**Aim of the exercise**
Give the number of lines below that contain the word "Director", and nothing else.

**Record set**

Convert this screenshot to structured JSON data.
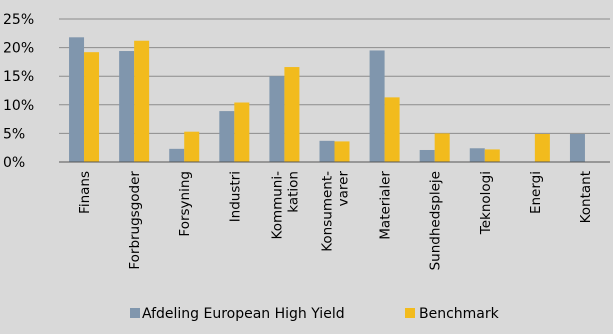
{
  "chart_data": {
    "type": "bar",
    "categories": [
      [
        "Finans"
      ],
      [
        "Forbrugsgoder"
      ],
      [
        "Forsyning"
      ],
      [
        "Industri"
      ],
      [
        "Kommuni-",
        "kation"
      ],
      [
        "Konsument-",
        "varer"
      ],
      [
        "Materialer"
      ],
      [
        "Sundhedspleje"
      ],
      [
        "Teknologi"
      ],
      [
        "Energi"
      ],
      [
        "Kontant"
      ]
    ],
    "series": [
      {
        "name": "Afdeling European High Yield",
        "color": "#8096ad",
        "values": [
          21.8,
          19.4,
          2.3,
          8.9,
          15.0,
          3.7,
          19.5,
          2.1,
          2.4,
          0,
          4.9
        ]
      },
      {
        "name": "Benchmark",
        "color": "#f2bb1d",
        "values": [
          19.2,
          21.2,
          5.3,
          10.4,
          16.6,
          3.6,
          11.3,
          5.0,
          2.2,
          4.9,
          0
        ]
      }
    ],
    "yticks": [
      "0%",
      "5%",
      "10%",
      "15%",
      "20%",
      "25%"
    ],
    "ylim": [
      0,
      25
    ],
    "grid": true,
    "legend_position": "bottom"
  }
}
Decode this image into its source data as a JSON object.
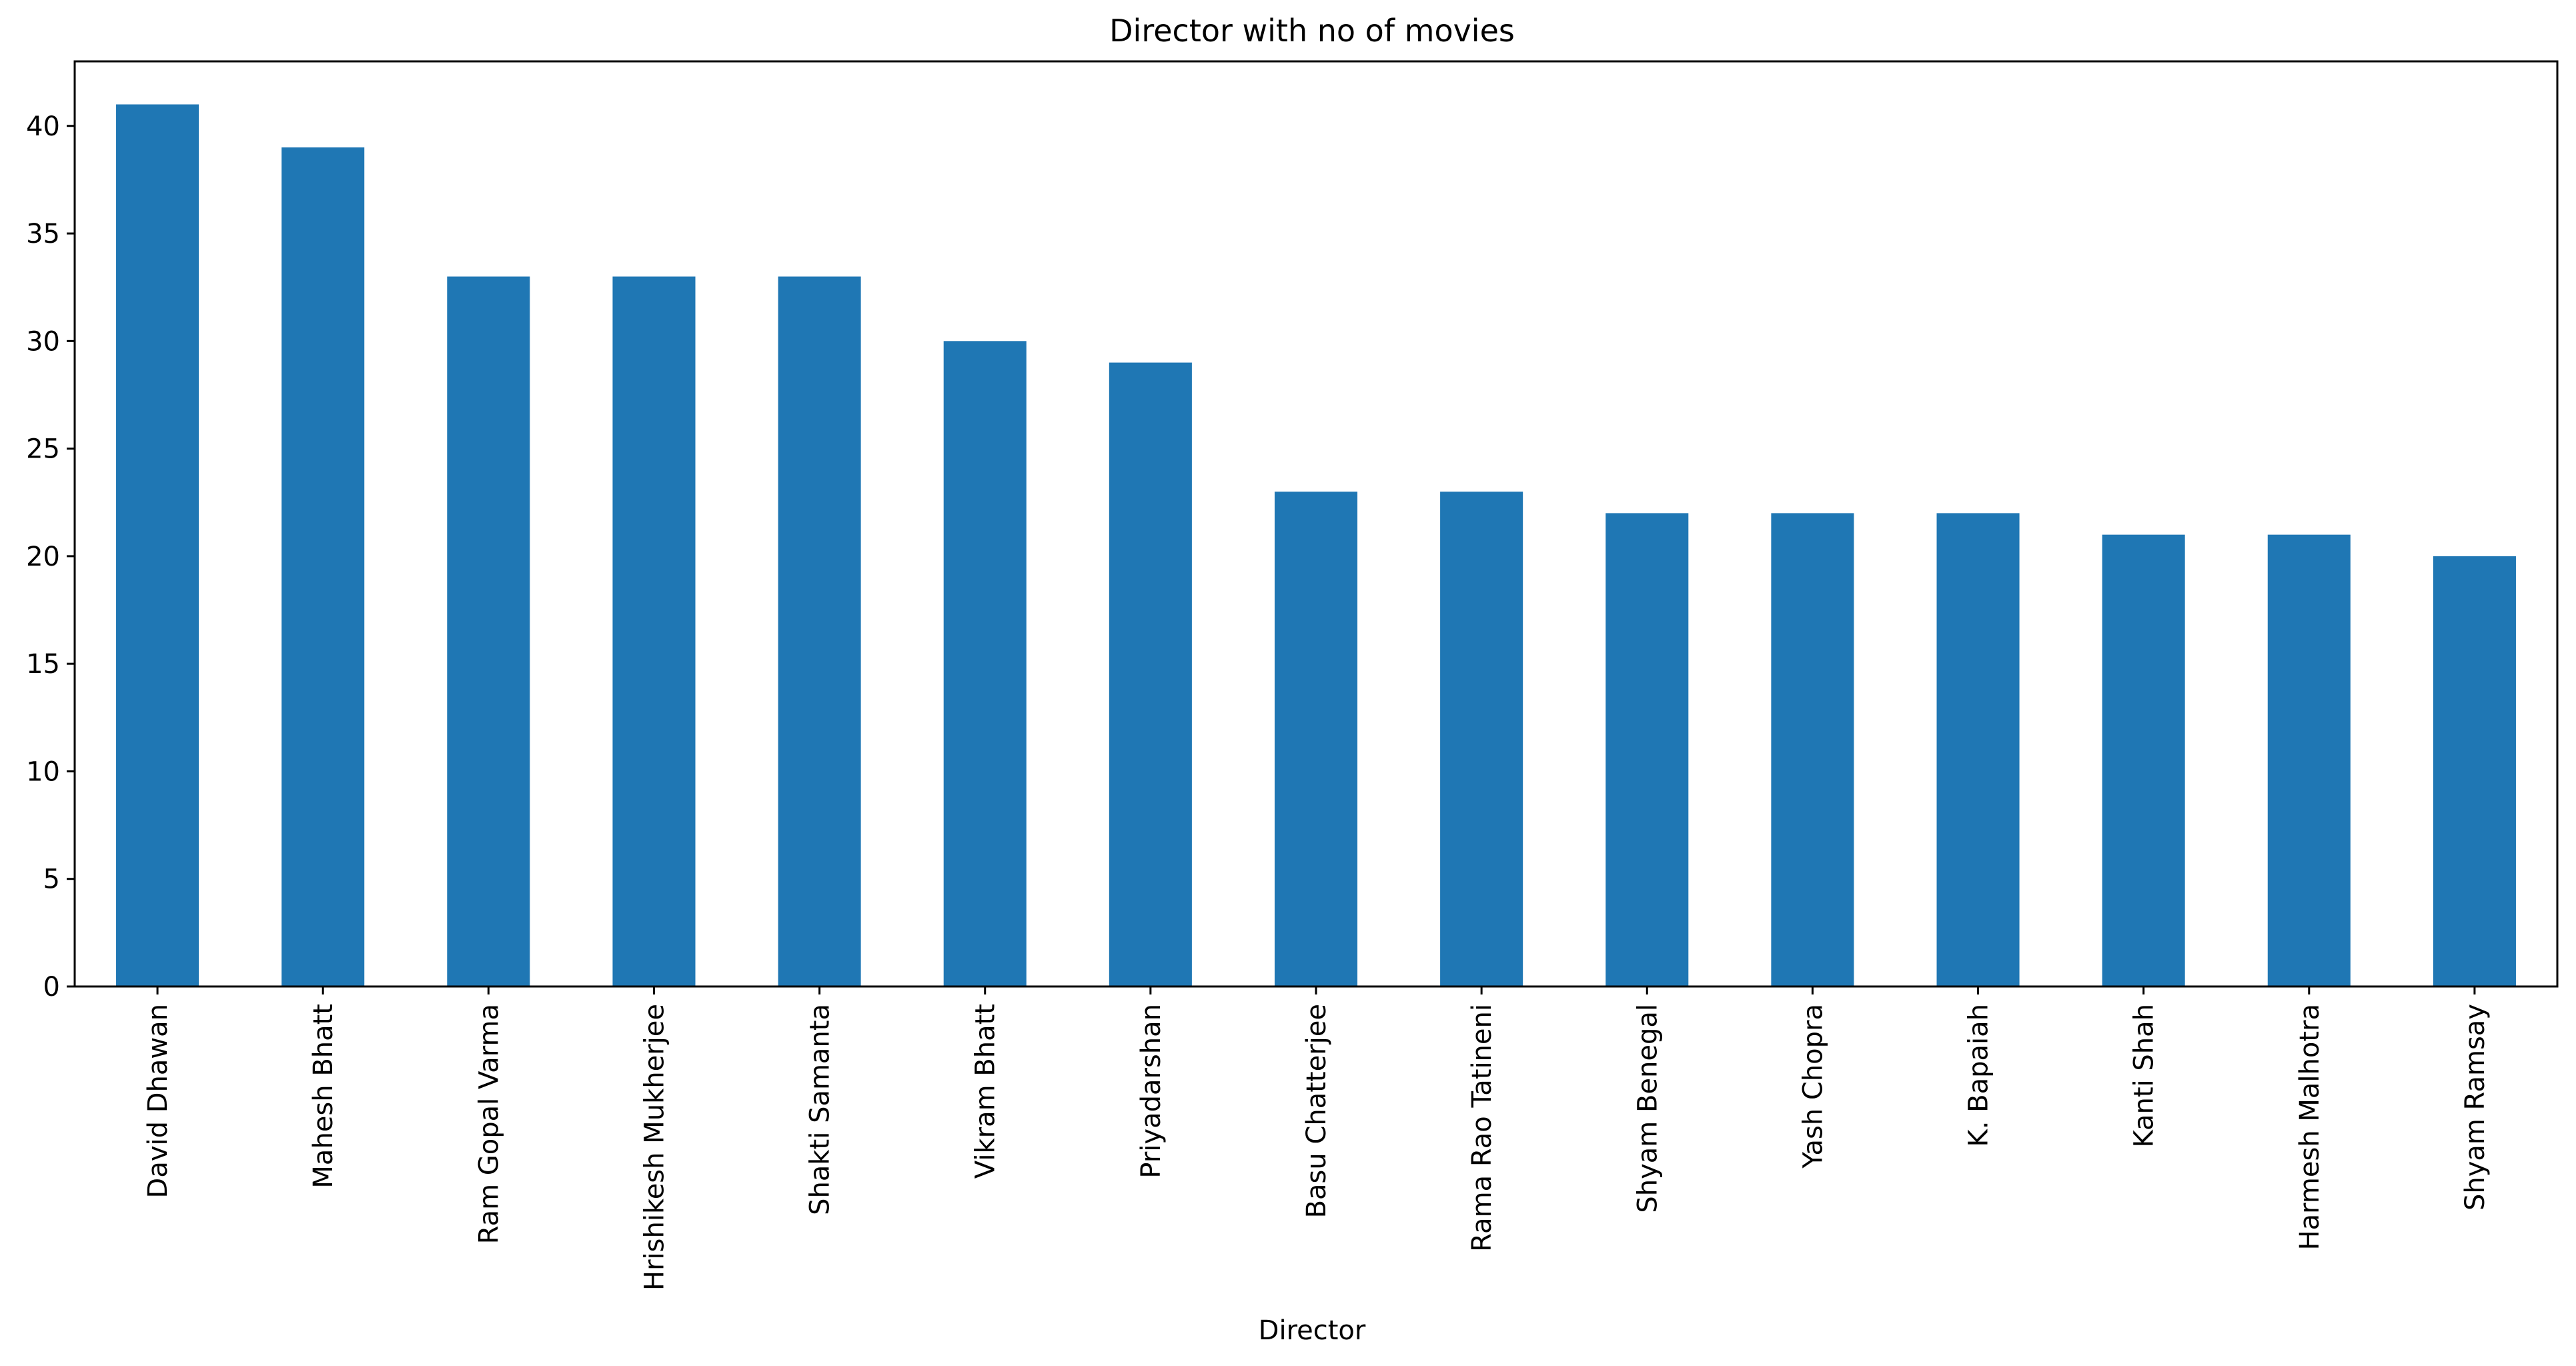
{
  "chart_data": {
    "type": "bar",
    "title": "Director with no of movies",
    "xlabel": "Director",
    "ylabel": "",
    "categories": [
      "David Dhawan",
      "Mahesh Bhatt",
      "Ram Gopal Varma",
      "Hrishikesh Mukherjee",
      "Shakti Samanta",
      "Vikram Bhatt",
      "Priyadarshan",
      "Basu Chatterjee",
      "Rama Rao Tatineni",
      "Shyam Benegal",
      "Yash Chopra",
      "K. Bapaiah",
      "Kanti Shah",
      "Harmesh Malhotra",
      "Shyam Ramsay"
    ],
    "values": [
      41,
      39,
      33,
      33,
      33,
      30,
      29,
      23,
      23,
      22,
      22,
      22,
      21,
      21,
      20
    ],
    "ylim": [
      0,
      43
    ],
    "yticks": [
      0,
      5,
      10,
      15,
      20,
      25,
      30,
      35,
      40
    ],
    "grid": false,
    "legend": "none",
    "colors": {
      "bar": "#1f77b4",
      "axis": "#000000",
      "background": "#ffffff"
    }
  }
}
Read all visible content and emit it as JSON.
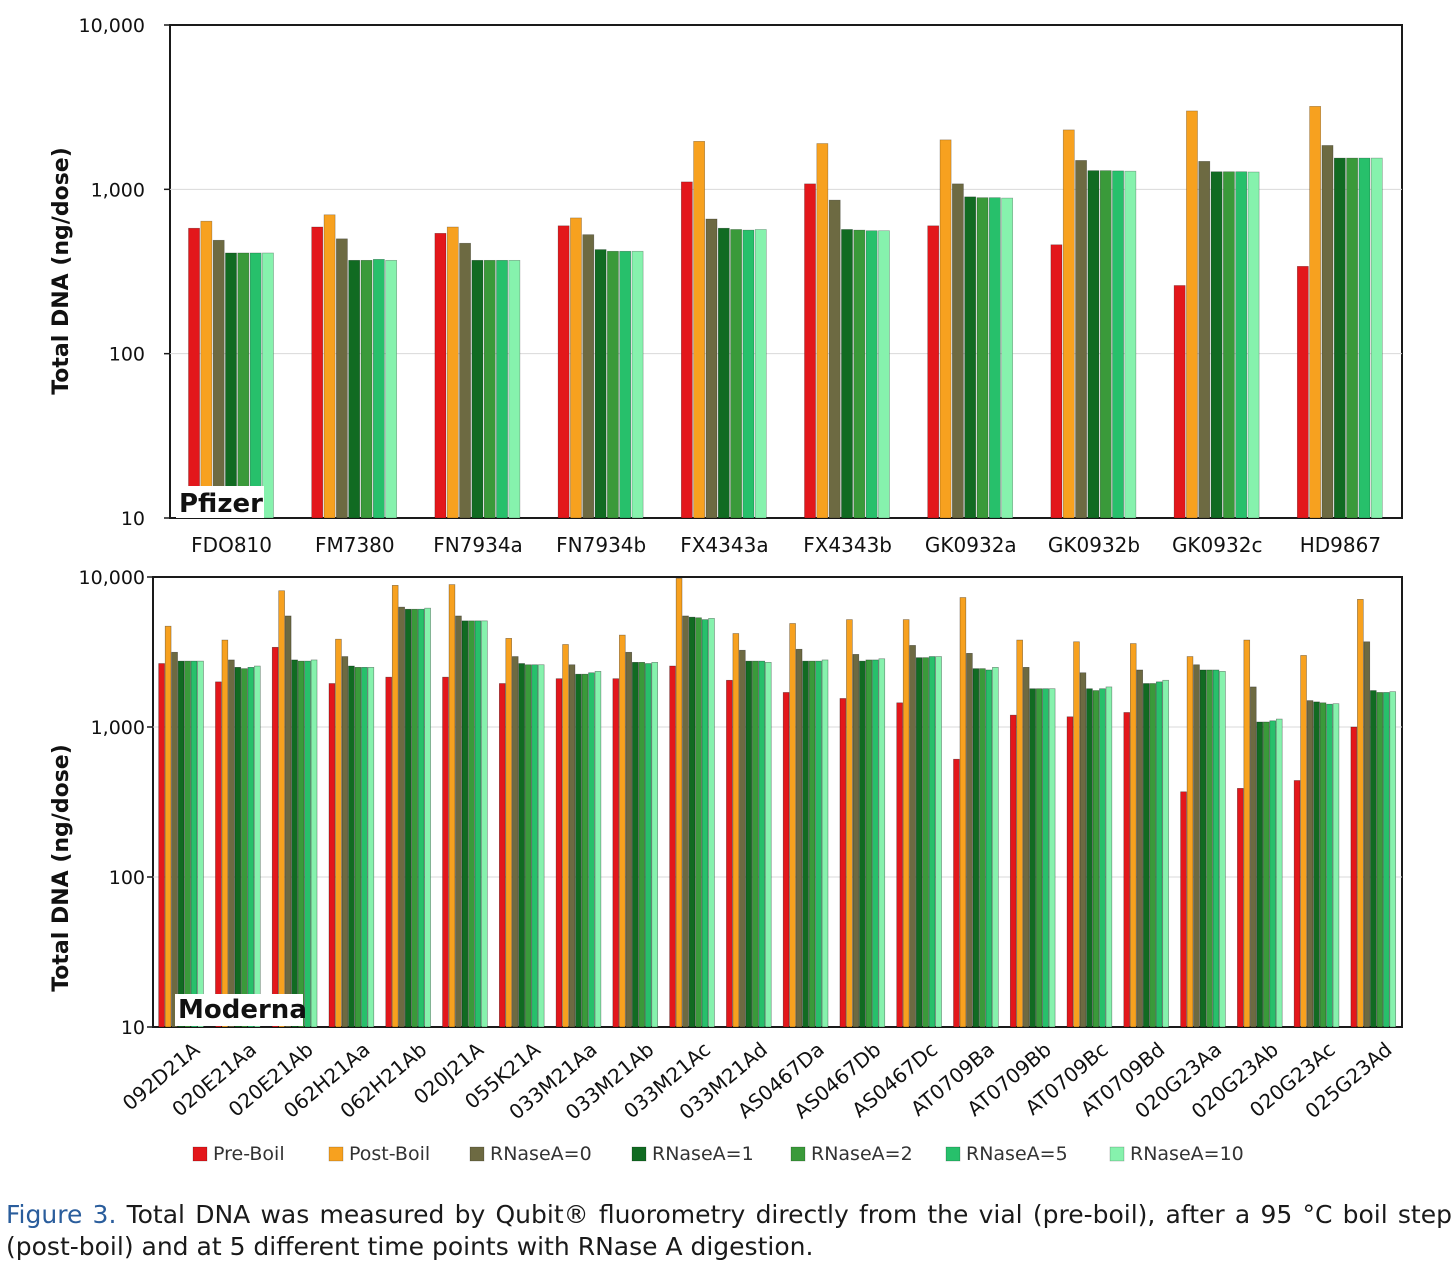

**Solved problem**
2